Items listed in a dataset
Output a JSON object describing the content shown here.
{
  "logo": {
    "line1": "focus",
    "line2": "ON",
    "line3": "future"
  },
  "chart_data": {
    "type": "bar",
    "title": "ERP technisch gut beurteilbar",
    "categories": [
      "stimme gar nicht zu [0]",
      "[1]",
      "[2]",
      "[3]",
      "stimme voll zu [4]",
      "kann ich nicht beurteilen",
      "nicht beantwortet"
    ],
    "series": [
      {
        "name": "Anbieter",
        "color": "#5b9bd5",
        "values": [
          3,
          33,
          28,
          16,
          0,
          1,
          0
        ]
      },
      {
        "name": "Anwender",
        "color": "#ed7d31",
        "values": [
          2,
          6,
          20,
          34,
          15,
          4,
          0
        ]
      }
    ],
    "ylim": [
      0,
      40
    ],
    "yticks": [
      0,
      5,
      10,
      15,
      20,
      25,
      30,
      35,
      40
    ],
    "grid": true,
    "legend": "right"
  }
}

## [WORK INSTRUCTIONS]
Quote all the records. Keep every word exact.

## [WRITTEN ANSWER]
Output a JSON object describing the content shown here.
{
  "logo": {
    "line1": "focus",
    "line2": "ON",
    "line3": "future"
  },
  "chart_data": {
    "type": "bar",
    "title": "ERP technisch gut beurteilbar",
    "categories": [
      "stimme gar nicht zu [0]",
      "[1]",
      "[2]",
      "[3]",
      "stimme voll zu [4]",
      "kann ich nicht beurteilen",
      "nicht beantwortet"
    ],
    "series": [
      {
        "name": "Anbieter",
        "color": "#5b9bd5",
        "values": [
          3,
          33,
          28,
          16,
          0,
          1,
          0
        ]
      },
      {
        "name": "Anwender",
        "color": "#ed7d31",
        "values": [
          2,
          6,
          20,
          34,
          15,
          4,
          0
        ]
      }
    ],
    "ylim": [
      0,
      40
    ],
    "yticks": [
      0,
      5,
      10,
      15,
      20,
      25,
      30,
      35,
      40
    ],
    "grid": true,
    "legend": "right"
  }
}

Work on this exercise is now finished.